Each entry below is to be transcribed exactly.

> _Records contained in a dataset_:
(begin)
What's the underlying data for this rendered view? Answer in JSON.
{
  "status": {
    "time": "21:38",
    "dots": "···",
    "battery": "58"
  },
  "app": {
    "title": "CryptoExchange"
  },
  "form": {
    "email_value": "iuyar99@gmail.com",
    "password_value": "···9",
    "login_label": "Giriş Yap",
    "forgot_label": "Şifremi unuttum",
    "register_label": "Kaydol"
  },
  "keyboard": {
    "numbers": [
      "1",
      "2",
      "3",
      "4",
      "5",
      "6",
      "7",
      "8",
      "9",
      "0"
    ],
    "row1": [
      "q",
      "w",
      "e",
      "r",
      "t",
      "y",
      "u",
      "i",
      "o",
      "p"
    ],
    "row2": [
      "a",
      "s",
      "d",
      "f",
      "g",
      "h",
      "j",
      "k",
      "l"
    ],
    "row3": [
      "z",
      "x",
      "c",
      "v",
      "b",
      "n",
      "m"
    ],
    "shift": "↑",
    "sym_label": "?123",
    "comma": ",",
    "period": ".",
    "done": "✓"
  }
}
(end)
> _WORKED ANSWER_:
What's the underlying data for this rendered view? Answer in JSON.
{
  "status": {
    "time": "21:38",
    "dots": "···",
    "battery": "58"
  },
  "app": {
    "title": "CryptoExchange"
  },
  "form": {
    "email_value": "iuyar99@gmail.com",
    "password_value": "···9",
    "login_label": "Giriş Yap",
    "forgot_label": "Şifremi unuttum",
    "register_label": "Kaydol"
  },
  "keyboard": {
    "numbers": [
      "1",
      "2",
      "3",
      "4",
      "5",
      "6",
      "7",
      "8",
      "9",
      "0"
    ],
    "row1": [
      "q",
      "w",
      "e",
      "r",
      "t",
      "y",
      "u",
      "i",
      "o",
      "p"
    ],
    "row2": [
      "a",
      "s",
      "d",
      "f",
      "g",
      "h",
      "j",
      "k",
      "l"
    ],
    "row3": [
      "z",
      "x",
      "c",
      "v",
      "b",
      "n",
      "m"
    ],
    "shift": "↑",
    "sym_label": "?123",
    "comma": ",",
    "period": ".",
    "done": "✓"
  }
}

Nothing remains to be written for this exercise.